▶ [练习]: 请接着下面这段关于产业政策的论述,从其最后一句之后续写。

▶ [文档节选]:
我猜想,由于哲学理念以及学术流派上的本质差异,人们关于产业政策的争论可能永远不会达成什么共识,而在可预见的将来,至少在中国,各级政府应该也不会放弃使用各种各样的产业政策。由此,我觉得,我们对产业政策需要采取一种更加现实主义的态度,即不是去讨论产业政策是否应该存废的问题,而是需要讨论,针对特定的政策目标,应该如何制定和实施,进而尽可能地做到趋利避害。对应到您的问题,就是要讨论在新的国际国内形势下,如何制定和实施产业政策,以实现促进创新驱动和产业升级的国家战略目标。

页面版式解析数据
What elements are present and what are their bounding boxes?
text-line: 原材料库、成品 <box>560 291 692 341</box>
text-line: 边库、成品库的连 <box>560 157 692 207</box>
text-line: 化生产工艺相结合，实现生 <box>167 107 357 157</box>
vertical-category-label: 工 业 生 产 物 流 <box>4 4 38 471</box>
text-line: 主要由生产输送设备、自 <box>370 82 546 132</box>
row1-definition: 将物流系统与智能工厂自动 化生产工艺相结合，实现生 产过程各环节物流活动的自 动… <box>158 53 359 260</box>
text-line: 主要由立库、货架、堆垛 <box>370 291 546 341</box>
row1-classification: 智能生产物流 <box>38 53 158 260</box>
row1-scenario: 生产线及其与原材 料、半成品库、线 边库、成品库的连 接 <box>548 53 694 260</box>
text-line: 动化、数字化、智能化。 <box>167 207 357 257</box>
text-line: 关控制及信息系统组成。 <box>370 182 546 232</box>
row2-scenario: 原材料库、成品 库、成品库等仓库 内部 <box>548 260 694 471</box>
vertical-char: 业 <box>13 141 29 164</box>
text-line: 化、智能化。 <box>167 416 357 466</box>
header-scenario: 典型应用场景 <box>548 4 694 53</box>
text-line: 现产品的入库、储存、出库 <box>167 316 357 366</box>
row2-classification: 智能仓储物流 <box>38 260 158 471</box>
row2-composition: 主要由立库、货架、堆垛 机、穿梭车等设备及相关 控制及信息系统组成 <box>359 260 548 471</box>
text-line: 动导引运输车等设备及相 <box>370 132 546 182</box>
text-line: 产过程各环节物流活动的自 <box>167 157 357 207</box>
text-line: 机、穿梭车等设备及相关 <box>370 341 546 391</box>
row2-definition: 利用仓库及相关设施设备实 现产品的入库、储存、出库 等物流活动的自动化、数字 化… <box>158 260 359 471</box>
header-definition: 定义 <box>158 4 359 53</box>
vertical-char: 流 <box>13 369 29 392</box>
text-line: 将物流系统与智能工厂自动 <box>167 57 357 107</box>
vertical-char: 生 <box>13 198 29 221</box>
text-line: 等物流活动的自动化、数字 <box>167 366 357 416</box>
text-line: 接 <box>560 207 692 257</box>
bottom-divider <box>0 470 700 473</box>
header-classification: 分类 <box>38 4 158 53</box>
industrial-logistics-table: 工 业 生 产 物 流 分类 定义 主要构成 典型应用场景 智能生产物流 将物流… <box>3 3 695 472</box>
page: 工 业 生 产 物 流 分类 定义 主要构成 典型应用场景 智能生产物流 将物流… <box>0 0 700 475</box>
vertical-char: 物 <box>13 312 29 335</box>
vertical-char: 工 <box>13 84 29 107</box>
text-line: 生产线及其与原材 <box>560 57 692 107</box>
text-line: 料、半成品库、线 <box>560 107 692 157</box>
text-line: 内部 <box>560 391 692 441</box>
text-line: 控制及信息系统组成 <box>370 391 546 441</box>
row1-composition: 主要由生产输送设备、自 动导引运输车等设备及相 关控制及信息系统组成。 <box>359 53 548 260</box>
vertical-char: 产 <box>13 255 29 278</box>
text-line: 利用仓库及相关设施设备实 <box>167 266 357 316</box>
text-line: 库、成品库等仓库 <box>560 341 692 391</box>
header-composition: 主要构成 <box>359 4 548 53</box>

▶ [答复]:
要理解清楚这个问题,我觉得还是需要对产业政策的内涵进行更加深入的讨论。尽管很多学者强调了选择性产业政策和普惠性产业政策的差别,但不论是回顾改革开放以来中国的经济发展历程,还是进行纯粹的学理分析,都可以发现这种区分并没有多大的实践意义。因为即便是最严格意义上的普惠政策,最终也都会产生非常有偏向的经济效果。通过一个假想的例子就很容易说明问题。比方说现在国家决定放开原油进口。首先,这个决定是否属于产业政策,不同的人肯定看法不同;其次,这个决定看起来是普惠的,但实际上会对产业发展模式产生重大的偏向性影响,因为原油价格实际上会鼓励以原油为生产要素的重化工企业;最后,如果这种政策真的出台,它也不是外生的,而是各种利益集团博弈的结果,即以普惠的形式而让特定对象更加获益的。更加现实的例子是1994年的中国汇率贬值。即便有人否认这是产业政策,但却不能否认它对中国的产业发展产生了巨大影响;即便有人认为这应该是普惠性产业政策,但却不能否认这让出口型企业大获其利,也让中国经济此后向着口导向型快速转换。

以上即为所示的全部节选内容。